» **DIRECTIONS**
Render every row below as a Markdown table with the columns Number and Line. Put one line per table row with its running number, and leave out blank lines.

● ● ● ● ●

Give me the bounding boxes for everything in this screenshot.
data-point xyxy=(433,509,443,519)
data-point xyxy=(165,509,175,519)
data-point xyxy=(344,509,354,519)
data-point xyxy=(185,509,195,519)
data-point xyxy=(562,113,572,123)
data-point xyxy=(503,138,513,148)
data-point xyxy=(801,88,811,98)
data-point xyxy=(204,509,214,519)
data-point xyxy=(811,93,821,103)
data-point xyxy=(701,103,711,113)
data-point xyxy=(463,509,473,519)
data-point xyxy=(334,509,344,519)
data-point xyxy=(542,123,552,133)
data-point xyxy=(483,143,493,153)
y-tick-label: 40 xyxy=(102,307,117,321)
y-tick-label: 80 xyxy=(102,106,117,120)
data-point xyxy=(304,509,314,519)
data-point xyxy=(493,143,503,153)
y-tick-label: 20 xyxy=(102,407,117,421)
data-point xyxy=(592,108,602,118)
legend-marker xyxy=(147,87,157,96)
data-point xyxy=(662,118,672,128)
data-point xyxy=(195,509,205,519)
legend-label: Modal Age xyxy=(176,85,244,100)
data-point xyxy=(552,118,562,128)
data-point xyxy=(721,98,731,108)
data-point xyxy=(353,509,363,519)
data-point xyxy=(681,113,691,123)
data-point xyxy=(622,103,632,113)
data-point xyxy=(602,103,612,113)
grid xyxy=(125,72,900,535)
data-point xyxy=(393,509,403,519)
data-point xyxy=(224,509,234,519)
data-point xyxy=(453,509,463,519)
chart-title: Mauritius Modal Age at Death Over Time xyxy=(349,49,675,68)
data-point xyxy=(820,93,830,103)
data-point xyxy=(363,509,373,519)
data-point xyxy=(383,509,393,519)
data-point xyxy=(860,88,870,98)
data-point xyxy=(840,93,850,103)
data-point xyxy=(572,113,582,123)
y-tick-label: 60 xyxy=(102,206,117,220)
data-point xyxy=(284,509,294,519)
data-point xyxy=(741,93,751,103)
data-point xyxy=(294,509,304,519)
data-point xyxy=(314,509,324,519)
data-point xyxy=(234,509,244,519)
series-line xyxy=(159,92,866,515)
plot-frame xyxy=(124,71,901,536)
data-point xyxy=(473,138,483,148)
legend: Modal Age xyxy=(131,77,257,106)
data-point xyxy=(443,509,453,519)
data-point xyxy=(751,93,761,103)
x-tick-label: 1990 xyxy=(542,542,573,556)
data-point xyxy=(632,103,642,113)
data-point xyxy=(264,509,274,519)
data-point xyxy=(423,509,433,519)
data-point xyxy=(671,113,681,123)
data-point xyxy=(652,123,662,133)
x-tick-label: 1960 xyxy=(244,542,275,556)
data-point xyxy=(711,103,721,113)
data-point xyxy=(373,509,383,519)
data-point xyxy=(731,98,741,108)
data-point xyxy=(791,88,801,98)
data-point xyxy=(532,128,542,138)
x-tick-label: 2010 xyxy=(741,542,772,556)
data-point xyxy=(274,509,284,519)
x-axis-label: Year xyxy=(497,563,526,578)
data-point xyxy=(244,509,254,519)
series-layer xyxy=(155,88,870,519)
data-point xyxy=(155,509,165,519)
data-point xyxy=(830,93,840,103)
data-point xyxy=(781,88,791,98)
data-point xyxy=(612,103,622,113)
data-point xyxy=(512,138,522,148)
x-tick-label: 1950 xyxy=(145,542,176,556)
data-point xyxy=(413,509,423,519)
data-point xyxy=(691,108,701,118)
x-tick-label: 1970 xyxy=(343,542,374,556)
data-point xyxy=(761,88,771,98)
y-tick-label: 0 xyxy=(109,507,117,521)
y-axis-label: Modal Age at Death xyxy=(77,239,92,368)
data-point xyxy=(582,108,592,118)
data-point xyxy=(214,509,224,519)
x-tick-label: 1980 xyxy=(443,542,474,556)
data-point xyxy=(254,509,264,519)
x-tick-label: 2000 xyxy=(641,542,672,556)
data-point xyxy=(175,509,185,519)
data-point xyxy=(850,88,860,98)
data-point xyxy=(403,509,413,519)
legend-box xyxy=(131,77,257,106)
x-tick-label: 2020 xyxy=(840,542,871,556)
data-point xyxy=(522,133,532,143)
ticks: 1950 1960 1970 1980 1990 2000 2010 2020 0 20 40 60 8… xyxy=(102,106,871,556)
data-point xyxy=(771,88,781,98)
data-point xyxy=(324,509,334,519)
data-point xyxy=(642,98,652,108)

● ● ● ● ●

» **SOLUTION TO THIS EXERCISE**
| Number | Line |
|---|---|
| 1 | Give me the bounding boxes for everything in this screenshot. |
| 2 | data-point xyxy=(433,509,443,519) |
| 3 | data-point xyxy=(165,509,175,519) |
| 4 | data-point xyxy=(344,509,354,519) |
| 5 | data-point xyxy=(185,509,195,519) |
| 6 | data-point xyxy=(562,113,572,123) |
| 7 | data-point xyxy=(503,138,513,148) |
| 8 | data-point xyxy=(801,88,811,98) |
| 9 | data-point xyxy=(204,509,214,519) |
| 10 | data-point xyxy=(811,93,821,103) |
| 11 | data-point xyxy=(701,103,711,113) |
| 12 | data-point xyxy=(463,509,473,519) |
| 13 | data-point xyxy=(334,509,344,519) |
| 14 | data-point xyxy=(542,123,552,133) |
| 15 | data-point xyxy=(483,143,493,153) |
| 16 | y-tick-label: 40 xyxy=(102,307,117,321) |
| 17 | y-tick-label: 80 xyxy=(102,106,117,120) |
| 18 | data-point xyxy=(304,509,314,519) |
| 19 | data-point xyxy=(493,143,503,153) |
| 20 | y-tick-label: 20 xyxy=(102,407,117,421) |
| 21 | data-point xyxy=(592,108,602,118) |
| 22 | legend-marker xyxy=(147,87,157,96) |
| 23 | data-point xyxy=(662,118,672,128) |
| 24 | data-point xyxy=(195,509,205,519) |
| 25 | legend-label: Modal Age xyxy=(176,85,244,100) |
| 26 | data-point xyxy=(552,118,562,128) |
| 27 | data-point xyxy=(721,98,731,108) |
| 28 | data-point xyxy=(353,509,363,519) |
| 29 | data-point xyxy=(681,113,691,123) |
| 30 | data-point xyxy=(622,103,632,113) |
| 31 | data-point xyxy=(602,103,612,113) |
| 32 | grid xyxy=(125,72,900,535) |
| 33 | data-point xyxy=(393,509,403,519) |
| 34 | data-point xyxy=(224,509,234,519) |
| 35 | data-point xyxy=(453,509,463,519) |
| 36 | chart-title: Mauritius Modal Age at Death Over Time xyxy=(349,49,675,68) |
| 37 | data-point xyxy=(820,93,830,103) |
| 38 | data-point xyxy=(363,509,373,519) |
| 39 | data-point xyxy=(383,509,393,519) |
| 40 | data-point xyxy=(860,88,870,98) |
| 41 | data-point xyxy=(840,93,850,103) |
| 42 | data-point xyxy=(572,113,582,123) |
| 43 | y-tick-label: 60 xyxy=(102,206,117,220) |
| 44 | data-point xyxy=(284,509,294,519) |
| 45 | data-point xyxy=(741,93,751,103) |
| 46 | data-point xyxy=(294,509,304,519) |
| 47 | data-point xyxy=(314,509,324,519) |
| 48 | data-point xyxy=(234,509,244,519) |
| 49 | series-line xyxy=(159,92,866,515) |
| 50 | plot-frame xyxy=(124,71,901,536) |
| 51 | data-point xyxy=(473,138,483,148) |
| 52 | legend: Modal Age xyxy=(131,77,257,106) |
| 53 | data-point xyxy=(443,509,453,519) |
| 54 | data-point xyxy=(751,93,761,103) |
| 55 | x-tick-label: 1990 xyxy=(542,542,573,556) |
| 56 | data-point xyxy=(632,103,642,113) |
| 57 | data-point xyxy=(264,509,274,519) |
| 58 | data-point xyxy=(423,509,433,519) |
| 59 | data-point xyxy=(671,113,681,123) |
| 60 | data-point xyxy=(652,123,662,133) |
| 61 | x-tick-label: 1960 xyxy=(244,542,275,556) |
| 62 | data-point xyxy=(711,103,721,113) |
| 63 | data-point xyxy=(373,509,383,519) |
| 64 | data-point xyxy=(731,98,741,108) |
| 65 | data-point xyxy=(791,88,801,98) |
| 66 | data-point xyxy=(532,128,542,138) |
| 67 | x-tick-label: 2010 xyxy=(741,542,772,556) |
| 68 | data-point xyxy=(274,509,284,519) |
| 69 | x-axis-label: Year xyxy=(497,563,526,578) |
| 70 | data-point xyxy=(244,509,254,519) |
| 71 | series-layer xyxy=(155,88,870,519) |
| 72 | data-point xyxy=(155,509,165,519) |
| 73 | data-point xyxy=(830,93,840,103) |
| 74 | data-point xyxy=(781,88,791,98) |
| 75 | data-point xyxy=(612,103,622,113) |
| 76 | data-point xyxy=(512,138,522,148) |
| 77 | x-tick-label: 1950 xyxy=(145,542,176,556) |
| 78 | data-point xyxy=(413,509,423,519) |
| 79 | data-point xyxy=(691,108,701,118) |
| 80 | x-tick-label: 1970 xyxy=(343,542,374,556) |
| 81 | data-point xyxy=(761,88,771,98) |
| 82 | y-tick-label: 0 xyxy=(109,507,117,521) |
| 83 | y-axis-label: Modal Age at Death xyxy=(77,239,92,368) |
| 84 | data-point xyxy=(582,108,592,118) |
| 85 | data-point xyxy=(214,509,224,519) |
| 86 | x-tick-label: 1980 xyxy=(443,542,474,556) |
| 87 | data-point xyxy=(254,509,264,519) |
| 88 | x-tick-label: 2000 xyxy=(641,542,672,556) |
| 89 | data-point xyxy=(175,509,185,519) |
| 90 | data-point xyxy=(850,88,860,98) |
| 91 | data-point xyxy=(403,509,413,519) |
| 92 | legend-box xyxy=(131,77,257,106) |
| 93 | x-tick-label: 2020 xyxy=(840,542,871,556) |
| 94 | data-point xyxy=(522,133,532,143) |
| 95 | ticks: 1950 1960 1970 1980 1990 2000 2010 2020 0 20 40 60 8… xyxy=(102,106,871,556) |
| 96 | data-point xyxy=(771,88,781,98) |
| 97 | data-point xyxy=(324,509,334,519) |
| 98 | data-point xyxy=(642,98,652,108) |